[WRITTEN REQUEST] Below is a listing; copy all of it exactly.

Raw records
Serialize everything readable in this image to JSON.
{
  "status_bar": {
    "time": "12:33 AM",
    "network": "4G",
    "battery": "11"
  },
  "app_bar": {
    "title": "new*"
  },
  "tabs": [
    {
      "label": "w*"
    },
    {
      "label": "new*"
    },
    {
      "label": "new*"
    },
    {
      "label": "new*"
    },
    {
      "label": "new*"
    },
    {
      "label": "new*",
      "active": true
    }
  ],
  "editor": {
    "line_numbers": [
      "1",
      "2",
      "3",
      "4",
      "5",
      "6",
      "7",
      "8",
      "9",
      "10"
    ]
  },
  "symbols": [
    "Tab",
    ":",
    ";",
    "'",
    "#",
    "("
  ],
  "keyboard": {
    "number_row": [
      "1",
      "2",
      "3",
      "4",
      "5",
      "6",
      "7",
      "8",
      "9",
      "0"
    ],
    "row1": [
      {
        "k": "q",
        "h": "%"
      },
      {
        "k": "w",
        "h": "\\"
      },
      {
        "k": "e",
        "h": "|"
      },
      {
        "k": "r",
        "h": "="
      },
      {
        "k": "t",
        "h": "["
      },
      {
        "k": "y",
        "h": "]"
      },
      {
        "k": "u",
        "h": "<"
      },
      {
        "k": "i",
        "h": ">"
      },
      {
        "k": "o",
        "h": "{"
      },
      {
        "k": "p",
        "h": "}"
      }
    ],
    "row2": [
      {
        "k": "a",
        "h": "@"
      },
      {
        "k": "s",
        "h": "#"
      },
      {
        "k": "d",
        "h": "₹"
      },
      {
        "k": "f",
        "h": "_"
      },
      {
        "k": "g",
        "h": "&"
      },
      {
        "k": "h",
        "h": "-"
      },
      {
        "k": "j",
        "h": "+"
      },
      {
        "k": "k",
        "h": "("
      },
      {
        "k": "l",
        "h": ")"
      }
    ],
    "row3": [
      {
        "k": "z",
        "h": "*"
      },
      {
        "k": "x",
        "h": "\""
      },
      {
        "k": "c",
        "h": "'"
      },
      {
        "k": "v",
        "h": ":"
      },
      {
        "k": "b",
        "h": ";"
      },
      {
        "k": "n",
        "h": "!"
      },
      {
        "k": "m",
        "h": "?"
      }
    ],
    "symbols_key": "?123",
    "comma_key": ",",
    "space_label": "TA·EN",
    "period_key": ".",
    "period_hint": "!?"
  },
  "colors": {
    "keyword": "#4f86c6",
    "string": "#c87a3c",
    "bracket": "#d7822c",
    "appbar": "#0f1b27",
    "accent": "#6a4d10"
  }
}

[TASK RESULT]
Serialize everything readable in this image to JSON.
{
  "status_bar": {
    "time": "12:33 AM",
    "network": "4G",
    "battery": "11"
  },
  "app_bar": {
    "title": "new*"
  },
  "tabs": [
    {
      "label": "w*"
    },
    {
      "label": "new*"
    },
    {
      "label": "new*"
    },
    {
      "label": "new*"
    },
    {
      "label": "new*"
    },
    {
      "label": "new*",
      "active": true
    }
  ],
  "editor": {
    "line_numbers": [
      "1",
      "2",
      "3",
      "4",
      "5",
      "6",
      "7",
      "8",
      "9",
      "10"
    ]
  },
  "symbols": [
    "Tab",
    ":",
    ";",
    "'",
    "#",
    "("
  ],
  "keyboard": {
    "number_row": [
      "1",
      "2",
      "3",
      "4",
      "5",
      "6",
      "7",
      "8",
      "9",
      "0"
    ],
    "row1": [
      {
        "k": "q",
        "h": "%"
      },
      {
        "k": "w",
        "h": "\\"
      },
      {
        "k": "e",
        "h": "|"
      },
      {
        "k": "r",
        "h": "="
      },
      {
        "k": "t",
        "h": "["
      },
      {
        "k": "y",
        "h": "]"
      },
      {
        "k": "u",
        "h": "<"
      },
      {
        "k": "i",
        "h": ">"
      },
      {
        "k": "o",
        "h": "{"
      },
      {
        "k": "p",
        "h": "}"
      }
    ],
    "row2": [
      {
        "k": "a",
        "h": "@"
      },
      {
        "k": "s",
        "h": "#"
      },
      {
        "k": "d",
        "h": "₹"
      },
      {
        "k": "f",
        "h": "_"
      },
      {
        "k": "g",
        "h": "&"
      },
      {
        "k": "h",
        "h": "-"
      },
      {
        "k": "j",
        "h": "+"
      },
      {
        "k": "k",
        "h": "("
      },
      {
        "k": "l",
        "h": ")"
      }
    ],
    "row3": [
      {
        "k": "z",
        "h": "*"
      },
      {
        "k": "x",
        "h": "\""
      },
      {
        "k": "c",
        "h": "'"
      },
      {
        "k": "v",
        "h": ":"
      },
      {
        "k": "b",
        "h": ";"
      },
      {
        "k": "n",
        "h": "!"
      },
      {
        "k": "m",
        "h": "?"
      }
    ],
    "symbols_key": "?123",
    "comma_key": ",",
    "space_label": "TA·EN",
    "period_key": ".",
    "period_hint": "!?"
  },
  "colors": {
    "keyword": "#4f86c6",
    "string": "#c87a3c",
    "bracket": "#d7822c",
    "appbar": "#0f1b27",
    "accent": "#6a4d10"
  }
}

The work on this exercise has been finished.